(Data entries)
'''

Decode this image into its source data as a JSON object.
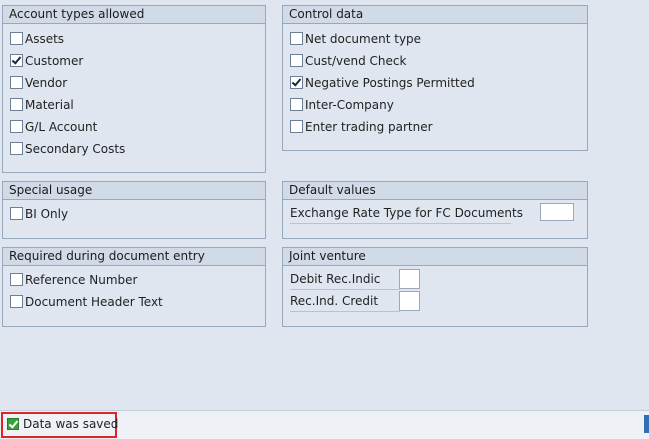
{
  "groups": {
    "account_types": {
      "title": "Account types allowed",
      "items": [
        {
          "label": "Assets",
          "checked": false
        },
        {
          "label": "Customer",
          "checked": true
        },
        {
          "label": "Vendor",
          "checked": false
        },
        {
          "label": "Material",
          "checked": false
        },
        {
          "label": "G/L Account",
          "checked": false
        },
        {
          "label": "Secondary Costs",
          "checked": false
        }
      ]
    },
    "control_data": {
      "title": "Control data",
      "items": [
        {
          "label": "Net document type",
          "checked": false
        },
        {
          "label": "Cust/vend Check",
          "checked": false
        },
        {
          "label": "Negative Postings Permitted",
          "checked": true
        },
        {
          "label": "Inter-Company",
          "checked": false
        },
        {
          "label": "Enter trading partner",
          "checked": false
        }
      ]
    },
    "special_usage": {
      "title": "Special usage",
      "items": [
        {
          "label": "BI Only",
          "checked": false
        }
      ]
    },
    "default_values": {
      "title": "Default values",
      "field_label": "Exchange Rate Type for FC Documents",
      "field_value": ""
    },
    "required_entry": {
      "title": "Required during document entry",
      "items": [
        {
          "label": "Reference Number",
          "checked": false
        },
        {
          "label": "Document Header Text",
          "checked": false
        }
      ]
    },
    "joint_venture": {
      "title": "Joint venture",
      "fields": [
        {
          "label": "Debit Rec.Indic",
          "value": ""
        },
        {
          "label": "Rec.Ind. Credit",
          "value": ""
        }
      ]
    }
  },
  "status": {
    "message": "Data was saved",
    "type": "success"
  }
}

'''

*Stated exercise:* Each line of the material above either contains the word "title" or does not; state how many do, and nothing else.

*Answer to the problem:* 6